### RECORD LIST
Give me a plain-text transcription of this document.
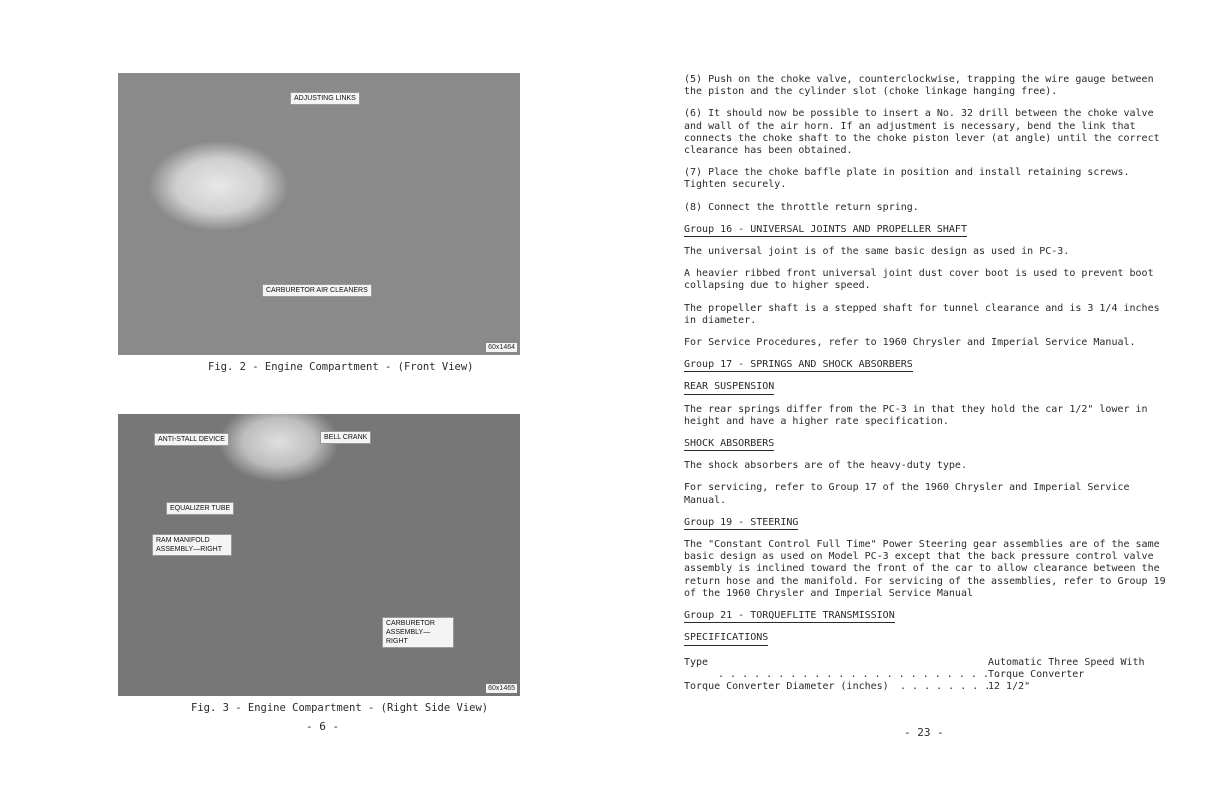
ADJUSTING LINKS
CARBURETOR AIR CLEANERS
60x1464
Fig. 2 - Engine Compartment - (Front View)
ANTI-STALL DEVICE	BELL CRANK
EQUALIZER TUBE
RAM MANIFOLD ASSEMBLY—RIGHT
CARBURETOR ASSEMBLY—RIGHT
60x1465
Fig. 3 - Engine Compartment - (Right Side View)
- 6 -

(5) Push on the choke valve, counterclockwise, trapping the wire gauge between the piston and the cylinder slot (choke linkage hanging free).

(6) It should now be possible to insert a No. 32 drill between the choke valve and wall of the air horn. If an adjustment is necessary, bend the link that connects the choke shaft to the choke piston lever (at angle) until the correct clearance has been obtained.

(7) Place the choke baffle plate in position and install retaining screws. Tighten securely.

(8) Connect the throttle return spring.

Group 16 - UNIVERSAL JOINTS AND PROPELLER SHAFT

The universal joint is of the same basic design as used in PC-3.

A heavier ribbed front universal joint dust cover boot is used to prevent boot collapsing due to higher speed.

The propeller shaft is a stepped shaft for tunnel clearance and is 3 1/4 inches in diameter.

For Service Procedures, refer to 1960 Chrysler and Imperial Service Manual.

Group 17 - SPRINGS AND SHOCK ABSORBERS
REAR SUSPENSION

The rear springs differ from the PC-3 in that they hold the car 1/2" lower in height and have a higher rate specification.

SHOCK ABSORBERS

The shock absorbers are of the heavy-duty type.

For servicing, refer to Group 17 of the 1960 Chrysler and Imperial Service Manual.

Group 19 - STEERING

The "Constant Control Full Time" Power Steering gear assemblies are of the same basic design as used on Model PC-3 except that the back pressure control valve assembly is inclined toward the front of the car to allow clearance between the return hose and the manifold. For servicing of the assemblies, refer to Group 19 of the 1960 Chrysler and Imperial Service Manual

Group 21 - TORQUEFLITE TRANSMISSION
SPECIFICATIONS
Type
. . . . . . . . . . . . . . . . . . . . . . . .
Automatic Three Speed With
Torque Converter
Torque Converter Diameter (inches) . . . . . . . .
12 1/2"
- 23 -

### DO THIS
In the copy, include all records verbatim but no images.

### COMPLETED EXERCISE
Give me a plain-text transcription of this document.
ADJUSTING LINKS
CARBURETOR AIR CLEANERS
60x1464
Fig. 2 - Engine Compartment - (Front View)
ANTI-STALL DEVICE	BELL CRANK
EQUALIZER TUBE
RAM MANIFOLD ASSEMBLY—RIGHT
CARBURETOR ASSEMBLY—RIGHT
60x1465
Fig. 3 - Engine Compartment - (Right Side View)
- 6 -

(5) Push on the choke valve, counterclockwise, trapping the wire gauge between the piston and the cylinder slot (choke linkage hanging free).

(6) It should now be possible to insert a No. 32 drill between the choke valve and wall of the air horn. If an adjustment is necessary, bend the link that connects the choke shaft to the choke piston lever (at angle) until the correct clearance has been obtained.

(7) Place the choke baffle plate in position and install retaining screws. Tighten securely.

(8) Connect the throttle return spring.

Group 16 - UNIVERSAL JOINTS AND PROPELLER SHAFT

The universal joint is of the same basic design as used in PC-3.

A heavier ribbed front universal joint dust cover boot is used to prevent boot collapsing due to higher speed.

The propeller shaft is a stepped shaft for tunnel clearance and is 3 1/4 inches in diameter.

For Service Procedures, refer to 1960 Chrysler and Imperial Service Manual.

Group 17 - SPRINGS AND SHOCK ABSORBERS
REAR SUSPENSION

The rear springs differ from the PC-3 in that they hold the car 1/2" lower in height and have a higher rate specification.

SHOCK ABSORBERS

The shock absorbers are of the heavy-duty type.

For servicing, refer to Group 17 of the 1960 Chrysler and Imperial Service Manual.

Group 19 - STEERING

The "Constant Control Full Time" Power Steering gear assemblies are of the same basic design as used on Model PC-3 except that the back pressure control valve assembly is inclined toward the front of the car to allow clearance between the return hose and the manifold. For servicing of the assemblies, refer to Group 19 of the 1960 Chrysler and Imperial Service Manual

Group 21 - TORQUEFLITE TRANSMISSION
SPECIFICATIONS
Type
. . . . . . . . . . . . . . . . . . . . . . . .
Automatic Three Speed With
Torque Converter
Torque Converter Diameter (inches) . . . . . . . .
12 1/2"
- 23 -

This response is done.